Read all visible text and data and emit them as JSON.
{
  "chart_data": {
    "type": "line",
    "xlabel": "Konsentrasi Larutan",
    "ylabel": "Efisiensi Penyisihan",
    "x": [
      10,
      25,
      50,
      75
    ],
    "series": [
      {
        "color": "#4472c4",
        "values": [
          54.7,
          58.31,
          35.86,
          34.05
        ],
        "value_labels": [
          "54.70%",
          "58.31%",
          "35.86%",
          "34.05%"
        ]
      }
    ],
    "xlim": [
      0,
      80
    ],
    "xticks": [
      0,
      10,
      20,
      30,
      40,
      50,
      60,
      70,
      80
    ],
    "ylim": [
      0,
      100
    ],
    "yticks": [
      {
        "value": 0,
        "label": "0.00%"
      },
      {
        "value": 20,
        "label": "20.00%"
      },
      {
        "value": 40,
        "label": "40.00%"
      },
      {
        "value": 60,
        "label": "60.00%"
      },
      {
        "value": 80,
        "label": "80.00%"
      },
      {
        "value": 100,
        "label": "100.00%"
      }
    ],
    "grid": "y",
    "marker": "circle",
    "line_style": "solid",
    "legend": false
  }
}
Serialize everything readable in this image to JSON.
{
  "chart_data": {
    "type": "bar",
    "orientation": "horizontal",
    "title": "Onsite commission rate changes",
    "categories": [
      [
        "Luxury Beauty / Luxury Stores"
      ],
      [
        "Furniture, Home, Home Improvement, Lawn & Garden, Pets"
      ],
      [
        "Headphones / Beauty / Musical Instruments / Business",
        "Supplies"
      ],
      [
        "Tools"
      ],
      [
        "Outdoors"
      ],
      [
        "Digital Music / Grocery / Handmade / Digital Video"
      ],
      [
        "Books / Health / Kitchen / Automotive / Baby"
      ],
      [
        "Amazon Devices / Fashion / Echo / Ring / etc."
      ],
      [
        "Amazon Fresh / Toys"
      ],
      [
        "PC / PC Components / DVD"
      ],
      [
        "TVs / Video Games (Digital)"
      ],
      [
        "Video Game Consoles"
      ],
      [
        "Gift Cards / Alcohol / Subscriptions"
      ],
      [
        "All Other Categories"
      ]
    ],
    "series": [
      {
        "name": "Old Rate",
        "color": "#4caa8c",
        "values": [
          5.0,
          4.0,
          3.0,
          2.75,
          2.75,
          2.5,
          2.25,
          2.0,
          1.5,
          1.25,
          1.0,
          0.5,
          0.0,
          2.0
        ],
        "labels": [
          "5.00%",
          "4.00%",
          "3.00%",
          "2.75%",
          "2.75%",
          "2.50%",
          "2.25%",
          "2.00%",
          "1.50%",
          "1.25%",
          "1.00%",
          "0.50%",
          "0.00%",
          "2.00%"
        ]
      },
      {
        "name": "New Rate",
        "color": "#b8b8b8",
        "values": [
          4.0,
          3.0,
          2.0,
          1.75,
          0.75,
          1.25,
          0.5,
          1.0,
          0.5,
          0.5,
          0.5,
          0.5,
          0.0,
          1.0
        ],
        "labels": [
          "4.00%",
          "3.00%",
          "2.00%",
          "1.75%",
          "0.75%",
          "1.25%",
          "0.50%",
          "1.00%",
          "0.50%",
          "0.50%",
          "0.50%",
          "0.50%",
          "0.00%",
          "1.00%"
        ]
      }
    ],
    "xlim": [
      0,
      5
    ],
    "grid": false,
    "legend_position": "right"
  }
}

_ _ _ _

**Stated goal:**
Repeat each record exactly, leaving nothing out.

**Result for this exercise:**
Read all visible text and data and emit them as JSON.
{
  "chart_data": {
    "type": "line",
    "xlabel": "Konsentrasi Larutan",
    "ylabel": "Efisiensi Penyisihan",
    "x": [
      10,
      25,
      50,
      75
    ],
    "series": [
      {
        "color": "#4472c4",
        "values": [
          54.7,
          58.31,
          35.86,
          34.05
        ],
        "value_labels": [
          "54.70%",
          "58.31%",
          "35.86%",
          "34.05%"
        ]
      }
    ],
    "xlim": [
      0,
      80
    ],
    "xticks": [
      0,
      10,
      20,
      30,
      40,
      50,
      60,
      70,
      80
    ],
    "ylim": [
      0,
      100
    ],
    "yticks": [
      {
        "value": 0,
        "label": "0.00%"
      },
      {
        "value": 20,
        "label": "20.00%"
      },
      {
        "value": 40,
        "label": "40.00%"
      },
      {
        "value": 60,
        "label": "60.00%"
      },
      {
        "value": 80,
        "label": "80.00%"
      },
      {
        "value": 100,
        "label": "100.00%"
      }
    ],
    "grid": "y",
    "marker": "circle",
    "line_style": "solid",
    "legend": false
  }
}
Serialize everything readable in this image to JSON.
{
  "chart_data": {
    "type": "bar",
    "orientation": "horizontal",
    "title": "Onsite commission rate changes",
    "categories": [
      [
        "Luxury Beauty / Luxury Stores"
      ],
      [
        "Furniture, Home, Home Improvement, Lawn & Garden, Pets"
      ],
      [
        "Headphones / Beauty / Musical Instruments / Business",
        "Supplies"
      ],
      [
        "Tools"
      ],
      [
        "Outdoors"
      ],
      [
        "Digital Music / Grocery / Handmade / Digital Video"
      ],
      [
        "Books / Health / Kitchen / Automotive / Baby"
      ],
      [
        "Amazon Devices / Fashion / Echo / Ring / etc."
      ],
      [
        "Amazon Fresh / Toys"
      ],
      [
        "PC / PC Components / DVD"
      ],
      [
        "TVs / Video Games (Digital)"
      ],
      [
        "Video Game Consoles"
      ],
      [
        "Gift Cards / Alcohol / Subscriptions"
      ],
      [
        "All Other Categories"
      ]
    ],
    "series": [
      {
        "name": "Old Rate",
        "color": "#4caa8c",
        "values": [
          5.0,
          4.0,
          3.0,
          2.75,
          2.75,
          2.5,
          2.25,
          2.0,
          1.5,
          1.25,
          1.0,
          0.5,
          0.0,
          2.0
        ],
        "labels": [
          "5.00%",
          "4.00%",
          "3.00%",
          "2.75%",
          "2.75%",
          "2.50%",
          "2.25%",
          "2.00%",
          "1.50%",
          "1.25%",
          "1.00%",
          "0.50%",
          "0.00%",
          "2.00%"
        ]
      },
      {
        "name": "New Rate",
        "color": "#b8b8b8",
        "values": [
          4.0,
          3.0,
          2.0,
          1.75,
          0.75,
          1.25,
          0.5,
          1.0,
          0.5,
          0.5,
          0.5,
          0.5,
          0.0,
          1.0
        ],
        "labels": [
          "4.00%",
          "3.00%",
          "2.00%",
          "1.75%",
          "0.75%",
          "1.25%",
          "0.50%",
          "1.00%",
          "0.50%",
          "0.50%",
          "0.50%",
          "0.50%",
          "0.00%",
          "1.00%"
        ]
      }
    ],
    "xlim": [
      0,
      5
    ],
    "grid": false,
    "legend_position": "right"
  }
}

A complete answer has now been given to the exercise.